**STATED TASK:** Select and copy out every line in the records containing "уравнение".

**MATERIALS PROVIDED:**
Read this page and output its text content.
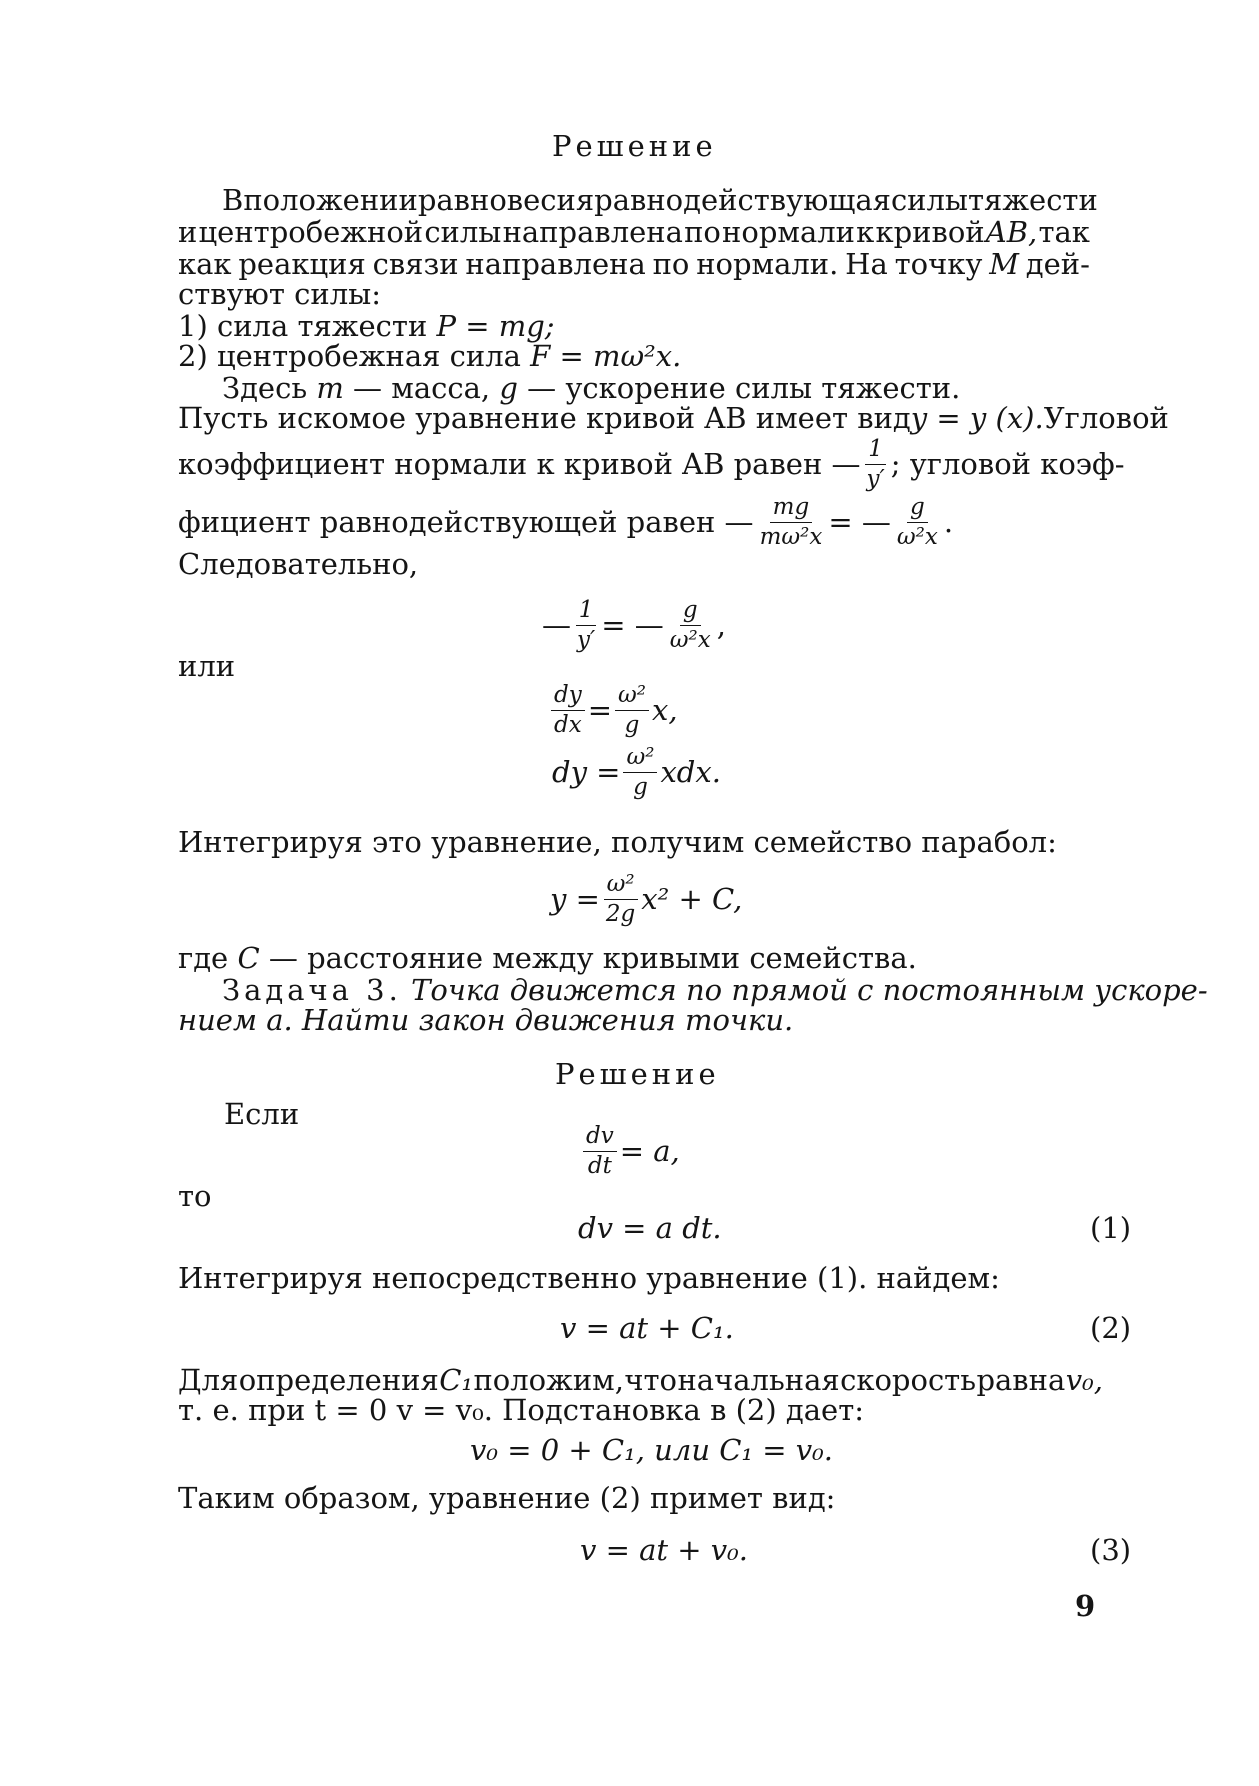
Решение
В положении равновесия равнодействующая силы тяжести
и центробежной силы направлена по нормали к кривой AB, так
как реакция связи направлена по нормали. На точку M дей-
ствуют силы:
1) сила тяжести P = mg;
2) центробежная сила F = mω²x.
Здесь m — масса, g — ускорение силы тяжести.
Пусть искомое уравнение кривой AB имеет вид y = y (x). Угловой
коэффициент нормали к кривой AB равен — $\frac{1}{y'}$ ; угловой коэф-
фициент равнодействующей равен — $\frac{mg}{\text{mω²x}}$ = — $\frac{g}{\text{ω²x}}$ .
Следовательно,
— $\frac{1}{y'}$ = — $\frac{g}{\text{ω²x}}$ ,
или
$\frac{dy}{dx} = \frac{\text{ω²}}{g} x$,
dy = $\frac{\text{ω²}}{g}$ xdx.
Интегрируя это уравнение, получим семейство парабол:
$y = \frac{\text{ω²}}{2g} x^2 + C$,
где C — расстояние между кривыми семейства.
Задача 3. Точка движется по прямой с постоянным ускоре-
нием a. Найти закон движения точки.
Решение
Если
$\frac{dv}{dt} = a$,
то
dv = a dt.	(1)
Интегрируя непосредственно уравнение (1). найдем:
v = at + C₁.	(2)
Для определения C₁ положим, что начальная скорость равна v₀,
т. е. при t = 0 v = v₀. Подстановка в (2) дает:
v₀ = 0 + C₁, или C₁ = v₀.
Таким образом, уравнение (2) примет вид:
v = at + v₀.	(3)
9
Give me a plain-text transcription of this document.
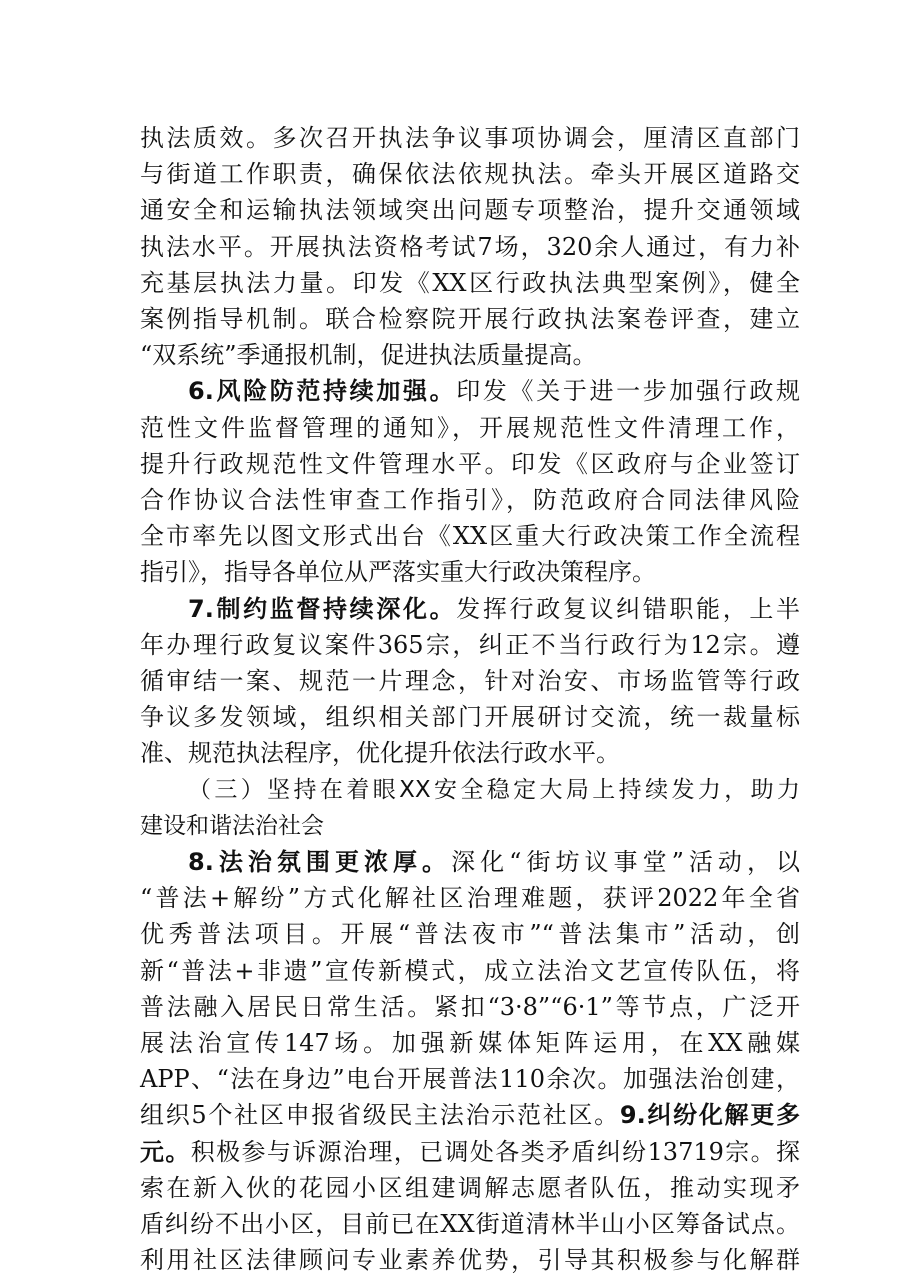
执法质效。多次召开执法争议事项协调会，厘清区直部门
与街道工作职责，确保依法依规执法。牵头开展区道路交
通安全和运输执法领域突出问题专项整治，提升交通领域
执法水平。开展执法资格考试7场，320余人通过，有力补
充基层执法力量。印发《XX区行政执法典型案例》，健全
案例指导机制。联合检察院开展行政执法案卷评查，建立
“双系统”季通报机制，促进执法质量提高。
6.风险防范持续加强。印发《关于进一步加强行政规
范性文件监督管理的通知》，开展规范性文件清理工作，
提升行政规范性文件管理水平。印发《区政府与企业签订
合作协议合法性审查工作指引》，防范政府合同法律风险
全市率先以图文形式出台《XX区重大行政决策工作全流程
指引》，指导各单位从严落实重大行政决策程序。
7.制约监督持续深化。发挥行政复议纠错职能，上半
年办理行政复议案件365宗，纠正不当行政行为12宗。遵
循审结一案、规范一片理念，针对治安、市场监管等行政
争议多发领域，组织相关部门开展研讨交流，统一裁量标
准、规范执法程序，优化提升依法行政水平。
（三）坚持在着眼XX安全稳定大局上持续发力，助力
建设和谐法治社会
8.法治氛围更浓厚。深化“街坊议事堂”活动，以
“普法+解纷”方式化解社区治理难题，获评2022年全省
优秀普法项目。开展“普法夜市”“普法集市”活动，创
新“普法+非遗”宣传新模式，成立法治文艺宣传队伍，将
普法融入居民日常生活。紧扣“3·8”“6·1”等节点，广泛开
展法治宣传147场。加强新媒体矩阵运用，在XX融媒
APP、“法在身边”电台开展普法110余次。加强法治创建，
组织5个社区申报省级民主法治示范社区。9.纠纷化解更多
元。积极参与诉源治理，已调处各类矛盾纠纷13719宗。探
索在新入伙的花园小区组建调解志愿者队伍，推动实现矛
盾纠纷不出小区，目前已在XX街道清林半山小区筹备试点。
利用社区法律顾问专业素养优势，引导其积极参与化解群
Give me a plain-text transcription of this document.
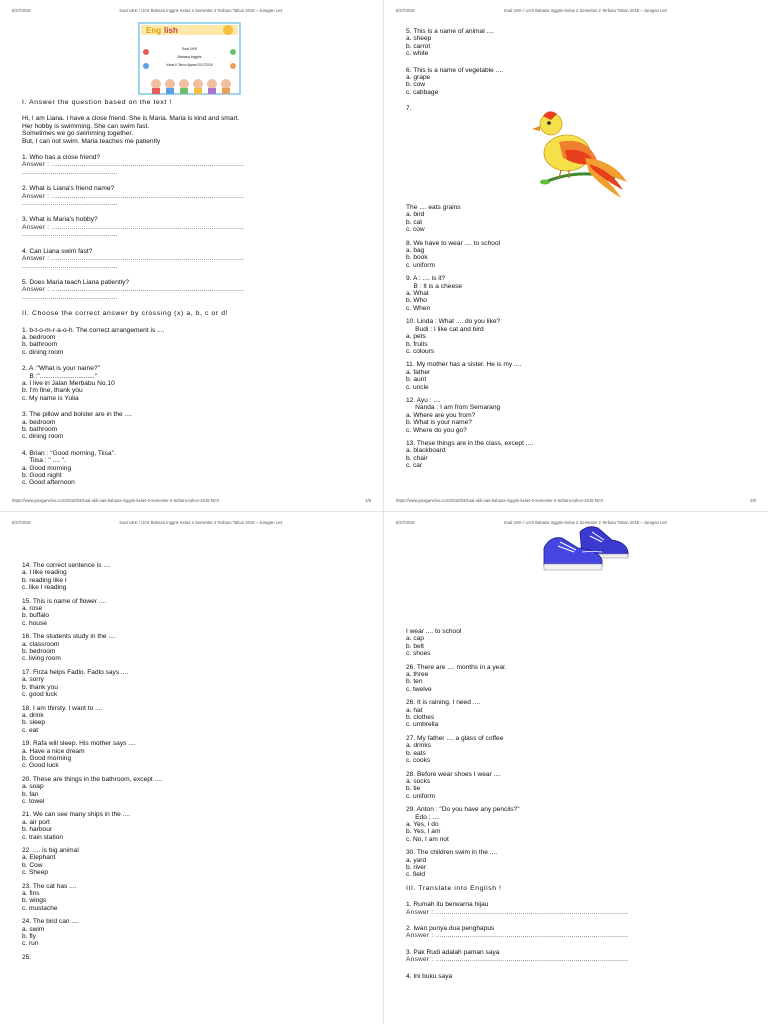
6/27/2019	Soal UKK / UAS Bahasa Inggris Kelas 2 Semester 2 Terbaru Tahun 2018 – Juragan Les
Eng lish
Soal UKK
Bahasa Inggris
Kelas II Tahun Ajaran 2017/2018
I. Answer the question based on the text !
Hi, I am Liana. I have a close friend. She is Maria. Maria is kind and smart.
Her hobby is swimming. She can swim fast.
Sometimes we go swimming together.
But, I can not swim. Maria teaches me patiently
1. Who has a close friend?
Answer : ...............................................................................................
...............................................
2. What is Liana's friend name?
Answer : ...............................................................................................
...............................................
3. What is Maria's hobby?
Answer : ...............................................................................................
...............................................
4. Can Liana swim fast?
Answer : ...............................................................................................
...............................................
5. Does Maria teach Liana patiently?
Answer : ...............................................................................................
...............................................
II. Choose the correct answer by crossing (x) a, b, c or d!
1. b-t-o-m-r-a-o-h. The correct arrangement is ....
a. bedroom
b. bathroom
c. dining room
2. A :"What is your name?"
B :".............................."
a. I live in Jalan Merbabu No.10
b. I'm fine, thank you
c. My name is Yulia
3. The pillow and bolster are in the ....
a. bedroom
b. bathroom
c. dining room
4. Brian : "Good morning, Tiisa".
Tiisa : " .... ".
a. Good morning
b. Good night
c. Good afternoon
https://www.juragancles.com/2018/03/soal-ukk-uas-bahasa-inggris-kelas-2-semester-2-terbaru-tahun-2018.html	1/6
6/27/2019	Soal UKK / UAS Bahasa Inggris Kelas 2 Semester 2 Terbaru Tahun 2018 – Juragan Les
5. This is a name of animal ....
a. sheep
b. carrot
c. white
6. This is a name of vegetable ....
a. grape
b. cow
c. cabbage
7.
The .... eats grains
a. bird
b. cat
c. cow
8. We have to wear .... to school
a. bag
b. book
c. uniform
9. A : .... is it?
B : It is a cheese
a. What
b. Who
c. When
10. Linda : What .... do you like?
Budi : I like cat and bird
a. pets
b. fruits
c. colours
11. My mother has a sister. He is my ....
a. father
b. aunt
c. uncle
12. Ayu : ....
Nanda : I am from Semarang
a. Where are you from?
b. What is your name?
c. Where do you go?
13. These things are in the class, except ....
a. blackboard
b. chair
c. car
https://www.juragancles.com/2018/03/soal-ukk-uas-bahasa-inggris-kelas-2-semester-2-terbaru-tahun-2018.html	2/6
6/27/2019	Soal UKK / UAS Bahasa Inggris Kelas 2 Semester 2 Terbaru Tahun 2018 – Juragan Les
14. The correct sentence is ....
a. I like reading
b. reading like I
c. like I reading
15. This is name of flower ....
a. rose
b. buffalo
c. house
16. The students study in the ....
a. classroom
b. bedroom
c. living room
17. Firza helps Fadlo. Fadlo says ....
a. sorry
b. thank you
c. good luck
18. I am thirsty. I want to ....
a. drink
b. sleep
c. eat
19. Rafa will sleep. His mother says ....
a. Have a nice dream
b. Good morning
c. Good luck
20. These are things in the bathroom, except ....
a. soap
b. fan
c. towel
21. We can see many ships in the ....
a. air port
b. harbour
c. train station
22. .... is big animal
a. Elephant
b. Cow
c. Sheep
23. The cat has ....
a. fins
b. wings
c. mustache
24. The bird can ....
a. swim
b. fly
c. run
25.
6/27/2019	Soal UKK / UAS Bahasa Inggris Kelas 2 Semester 2 Terbaru Tahun 2018 – Juragan Les
I wear .... to school
a. cap
b. belt
c. shoes
26. There are .... months in a year.
a. three
b. ten
c. twelve
26. It is raining. I need ....
a. hat
b. clothes
c. umbrella
27. My father .... a glass of coffee
a. drinks
b. eats
c. cooks
28. Before wear shoes I wear ....
a. socks
b. tie
c. uniform
29. Anton : "Do you have any pencils?"
Edo : ....
a. Yes, I do
b. Yes, I am
c. No, I am not
30. The children swim in the ....
a. yard
b. river
c. field
III. Translate into English !
1. Rumah itu berwarna hijau
Answer : ...............................................................................................
2. Iwan punya dua penghapus
Answer : ...............................................................................................
3. Pak Rudi adalah paman saya
Answer : ...............................................................................................
4. Ini buku saya
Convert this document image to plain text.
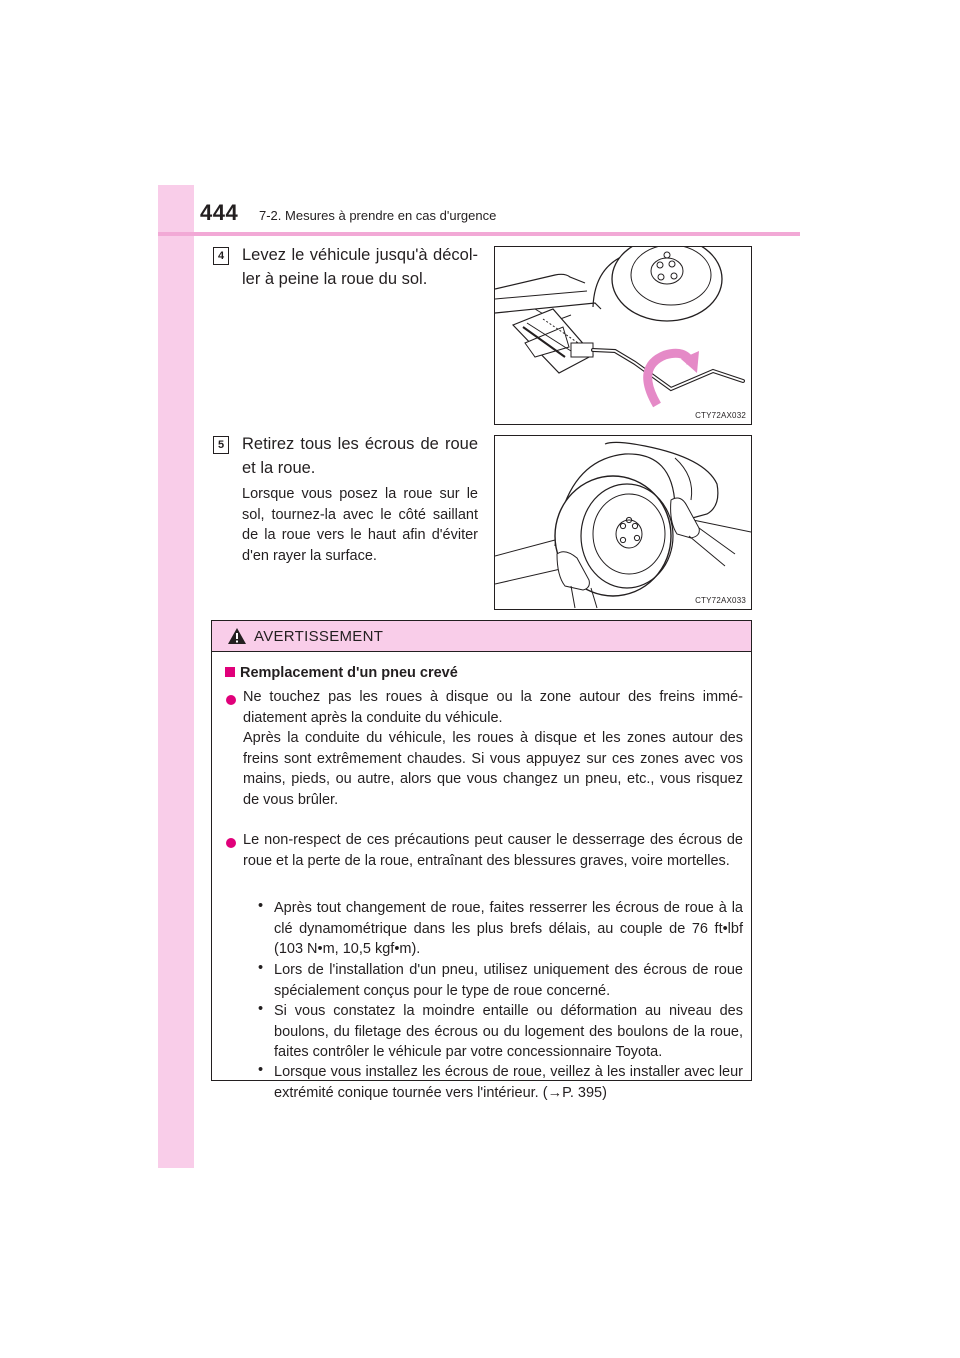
444 7-2. Mesures à prendre en cas d'urgence
4 Levez le véhicule jusqu'à décol-ler à peine la roue du sol.
CTY72AX032
5 Retirez tous les écrous de roue et la roue.
Lorsque vous posez la roue sur le sol, tournez-la avec le côté saillant de la roue vers le haut afin d'éviter d'en rayer la surface.
CTY72AX033
AVERTISSEMENT
Remplacement d'un pneu crevé
Ne touchez pas les roues à disque ou la zone autour des freins immé-diatement après la conduite du véhicule.
Après la conduite du véhicule, les roues à disque et les zones autour des freins sont extrêmement chaudes. Si vous appuyez sur ces zones avec vos mains, pieds, ou autre, alors que vous changez un pneu, etc., vous risquez de vous brûler.
Le non-respect de ces précautions peut causer le desserrage des écrous de roue et la perte de la roue, entraînant des blessures graves, voire mortelles.
• Après tout changement de roue, faites resserrer les écrous de roue à la clé dynamométrique dans les plus brefs délais, au couple de 76 ft•lbf (103 N•m, 10,5 kgf•m).
• Lors de l'installation d'un pneu, utilisez uniquement des écrous de roue spécialement conçus pour le type de roue concerné.
• Si vous constatez la moindre entaille ou déformation au niveau des boulons, du filetage des écrous ou du logement des boulons de la roue, faites contrôler le véhicule par votre concessionnaire Toyota.
• Lorsque vous installez les écrous de roue, veillez à les installer avec leur extrémité conique tournée vers l'intérieur. (→P. 395)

**OUTPUT OF THE EXERCISE:**
Пусть искомое уравнение кривой AB имеет вид y = y (x). Угловой
Интегрируя это уравнение, получим семейство парабол:
Интегрируя непосредственно уравнение (1). найдем:
Таким образом, уравнение (2) примет вид:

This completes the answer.